[Start EXERCISE MATERIALS]

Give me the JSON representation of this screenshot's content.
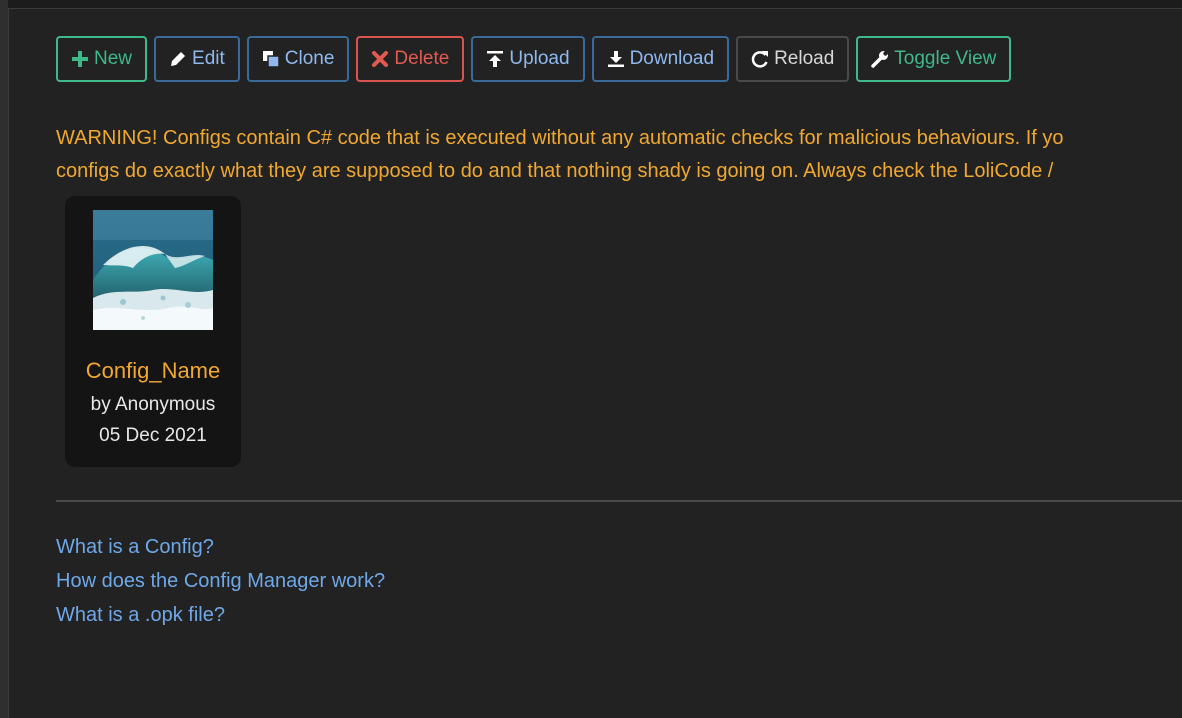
{
  "toolbar": {
    "new_label": "New",
    "edit_label": "Edit",
    "clone_label": "Clone",
    "delete_label": "Delete",
    "upload_label": "Upload",
    "download_label": "Download",
    "reload_label": "Reload",
    "toggle_view_label": "Toggle View"
  },
  "warning": {
    "line1": "WARNING! Configs contain C# code that is executed without any automatic checks for malicious behaviours. If yo",
    "line2": "configs do exactly what they are supposed to do and that nothing shady is going on. Always check the LoliCode /"
  },
  "configs": [
    {
      "name": "Config_Name",
      "author": "by Anonymous",
      "date": "05 Dec 2021",
      "thumbnail": "ocean-wave-image"
    }
  ],
  "help_links": [
    "What is a Config?",
    "How does the Config Manager work?",
    "What is a .opk file?"
  ],
  "colors": {
    "background": "#222222",
    "warning": "#f0a830",
    "link": "#6fa8e8",
    "success": "#3fb88a",
    "danger": "#e05a52",
    "primary_border": "#3a6a9a"
  }
}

[End EXERCISE MATERIALS]

- WHAT THE EXERCISE ASKS
Quote the listing above in full, except for the pictures.

- EXPECTED ANSWER
Give me the JSON representation of this screenshot's content.
{
  "toolbar": {
    "new_label": "New",
    "edit_label": "Edit",
    "clone_label": "Clone",
    "delete_label": "Delete",
    "upload_label": "Upload",
    "download_label": "Download",
    "reload_label": "Reload",
    "toggle_view_label": "Toggle View"
  },
  "warning": {
    "line1": "WARNING! Configs contain C# code that is executed without any automatic checks for malicious behaviours. If yo",
    "line2": "configs do exactly what they are supposed to do and that nothing shady is going on. Always check the LoliCode /"
  },
  "configs": [
    {
      "name": "Config_Name",
      "author": "by Anonymous",
      "date": "05 Dec 2021",
      "thumbnail": "ocean-wave-image"
    }
  ],
  "help_links": [
    "What is a Config?",
    "How does the Config Manager work?",
    "What is a .opk file?"
  ],
  "colors": {
    "background": "#222222",
    "warning": "#f0a830",
    "link": "#6fa8e8",
    "success": "#3fb88a",
    "danger": "#e05a52",
    "primary_border": "#3a6a9a"
  }
}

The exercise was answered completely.